WORK INSTRUCTIONS: Set down the data below without change, skipping the pictures it holds.

+===+

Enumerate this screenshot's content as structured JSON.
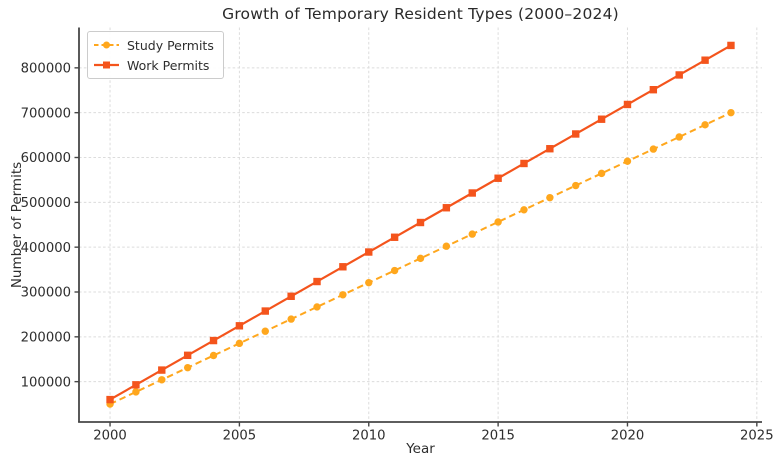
{
  "chart_data": {
    "type": "line",
    "title": "Growth of Temporary Resident Types (2000–2024)",
    "xlabel": "Year",
    "ylabel": "Number of Permits",
    "x": [
      2000,
      2001,
      2002,
      2003,
      2004,
      2005,
      2006,
      2007,
      2008,
      2009,
      2010,
      2011,
      2012,
      2013,
      2014,
      2015,
      2016,
      2017,
      2018,
      2019,
      2020,
      2021,
      2022,
      2023,
      2024
    ],
    "series": [
      {
        "name": "Study Permits",
        "color": "#FFA71D",
        "line_style": "dashed",
        "marker": "circle",
        "values": [
          50000,
          77083,
          104167,
          131250,
          158333,
          185417,
          212500,
          239583,
          266667,
          293750,
          320833,
          347917,
          375000,
          402083,
          429167,
          456250,
          483333,
          510417,
          537500,
          564583,
          591667,
          618750,
          645833,
          672917,
          700000
        ]
      },
      {
        "name": "Work Permits",
        "color": "#F4541C",
        "line_style": "solid",
        "marker": "square",
        "values": [
          60000,
          92917,
          125833,
          158750,
          191667,
          224583,
          257500,
          290417,
          323333,
          356250,
          389167,
          422083,
          455000,
          487917,
          520833,
          553750,
          586667,
          619583,
          652500,
          685417,
          718333,
          751250,
          784167,
          817083,
          850000
        ]
      }
    ],
    "xlim": [
      1998.8,
      2025.2
    ],
    "ylim": [
      10000,
      890000
    ],
    "x_ticks": [
      2000,
      2005,
      2010,
      2015,
      2020,
      2025
    ],
    "y_ticks": [
      100000,
      200000,
      300000,
      400000,
      500000,
      600000,
      700000,
      800000
    ],
    "grid": true,
    "grid_color": "#dcdcdc",
    "axis_color": "#474747",
    "tick_label_color": "#2e2e2e",
    "legend_position": "upper left"
  }
}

+===+

EXERCISE RESULT:
Enumerate this screenshot's content as structured JSON.
{
  "chart_data": {
    "type": "line",
    "title": "Growth of Temporary Resident Types (2000–2024)",
    "xlabel": "Year",
    "ylabel": "Number of Permits",
    "x": [
      2000,
      2001,
      2002,
      2003,
      2004,
      2005,
      2006,
      2007,
      2008,
      2009,
      2010,
      2011,
      2012,
      2013,
      2014,
      2015,
      2016,
      2017,
      2018,
      2019,
      2020,
      2021,
      2022,
      2023,
      2024
    ],
    "series": [
      {
        "name": "Study Permits",
        "color": "#FFA71D",
        "line_style": "dashed",
        "marker": "circle",
        "values": [
          50000,
          77083,
          104167,
          131250,
          158333,
          185417,
          212500,
          239583,
          266667,
          293750,
          320833,
          347917,
          375000,
          402083,
          429167,
          456250,
          483333,
          510417,
          537500,
          564583,
          591667,
          618750,
          645833,
          672917,
          700000
        ]
      },
      {
        "name": "Work Permits",
        "color": "#F4541C",
        "line_style": "solid",
        "marker": "square",
        "values": [
          60000,
          92917,
          125833,
          158750,
          191667,
          224583,
          257500,
          290417,
          323333,
          356250,
          389167,
          422083,
          455000,
          487917,
          520833,
          553750,
          586667,
          619583,
          652500,
          685417,
          718333,
          751250,
          784167,
          817083,
          850000
        ]
      }
    ],
    "xlim": [
      1998.8,
      2025.2
    ],
    "ylim": [
      10000,
      890000
    ],
    "x_ticks": [
      2000,
      2005,
      2010,
      2015,
      2020,
      2025
    ],
    "y_ticks": [
      100000,
      200000,
      300000,
      400000,
      500000,
      600000,
      700000,
      800000
    ],
    "grid": true,
    "grid_color": "#dcdcdc",
    "axis_color": "#474747",
    "tick_label_color": "#2e2e2e",
    "legend_position": "upper left"
  }
}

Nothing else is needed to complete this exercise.